§ POR HACER
1 > Repite literalmente, del relato del viaje de Valdivia a Panguipulli, todo lo que va desde "Saliendo a las" hasta "el que escribe.".
2 > Por favor, sigue escribiendo el relato del viaje de Valdivia a Panguipulli a partir de su última oración.
── TEXTO MOSTRADO ──
De
Valdivia a Panguipulli
El
valle de Coz-Coz está situado a unas cuarenta y cinco leguas al noreste
de Valdivia. El itinerario que sigue a fin de que el viaje sea lo más
cómodo posible, dura un día completo, de sol a sol, más
unas tres horas del día siguiente.
Nuestra primera jornada fue en tren: desde Valdivia a Quilquil, en la
línea de Antilhue a Gorbea aprovechando el tren de la combinación
al norte.
Saliendo a las siete de la mañana de la estación de Valdivia, se
llegará a las 10 y media a Quilquil si Dios y el dichoso tren lo
permiten. Los que íbamos al Parlamento éramos tres. Nuestro
invitante el Padre Sigifredo, el señor Oluf V. Erlandsen, corresponsal de
diarios extranjeros y el que escribe.
───
── EXTRACTO DE DATOS ──
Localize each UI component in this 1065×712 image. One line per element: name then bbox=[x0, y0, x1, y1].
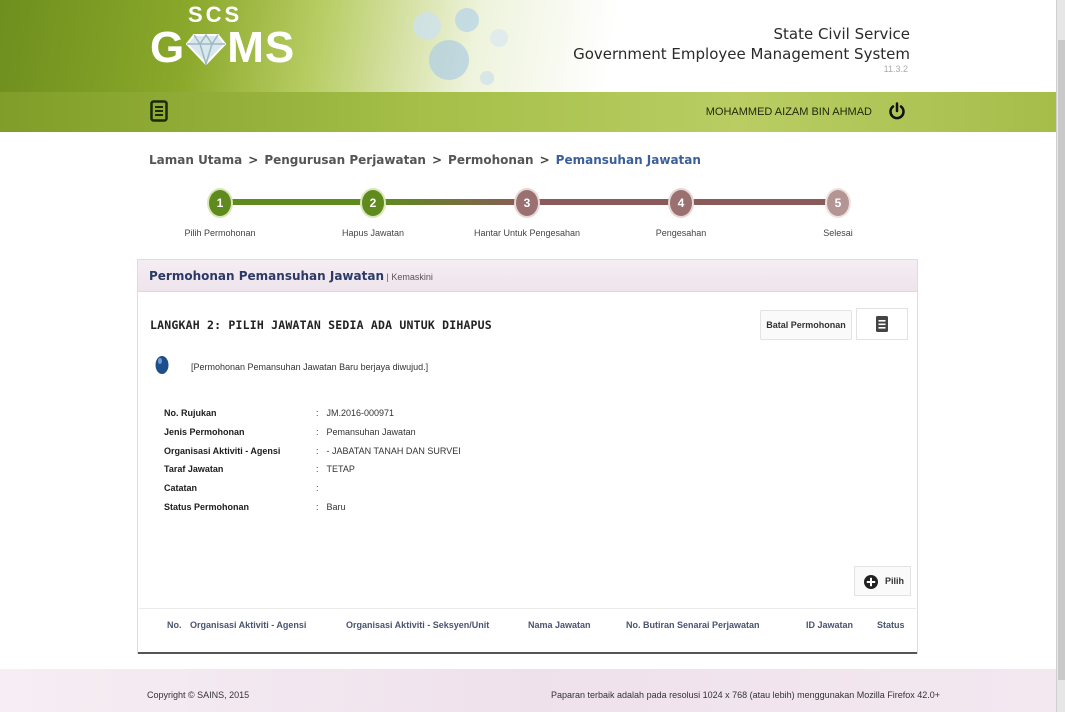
───
§ RESPUESTAS POR TAREA
1 >
Saliendo a las siete de la mañana de la estación de Valdivia, se
llegará a las 10 y media a Quilquil si Dios y el dichoso tren lo
permiten. Los que íbamos al Parlamento éramos tres. Nuestro
invitante el Padre Sigifredo, el señor Oluf V. Erlandsen, corresponsal de
diarios extranjeros y el que escribe.

2 >
En Quilquil nos esperaban tres indios montados con caballos que nosotros
debíamos ocupar. Allí vimos la primera prueba de adhesión y
respeto que los indios tributaban al Padre Sigifredo. Los tres mocetones se
abalanzaron, puede decirse, sobre el «Padre» y le estrecharon la mano
como a un camarada. Nos presentaron, montamos y emprendimos la jornada
hípica que debía durar hasta las 8 y media de la noche, con
término en la Misión de Panguipulli, eso sí que con un
intervalo de media hora para almorzar en la Misión de Purulón.
Internándose por el camino hacia al oeste, empieza a notarse la
exuberancia del follaje.
Grandes
montañas se divisan a lo lejos, medio envueltas en densa y pareja nube de
humo: son los roces y quemas que se hacen para limpiar y preparar el terreno
para sembrados.
-Aquella
montaña tenemos que atravesar nos dice el Padre, y nos muestra una
línea negra que apenas se divisa detrás de los primeros cerros.
El
calor empieza a apretar de firme lo cual es mal pronóstico para el resto
de camino. Únese al calor el polvo sutilísimo que se levanta con
el trote de los caballos. Después de una hora de camino la
conversación que al principio había surgido quizás animada,
ha decaído
notablemente.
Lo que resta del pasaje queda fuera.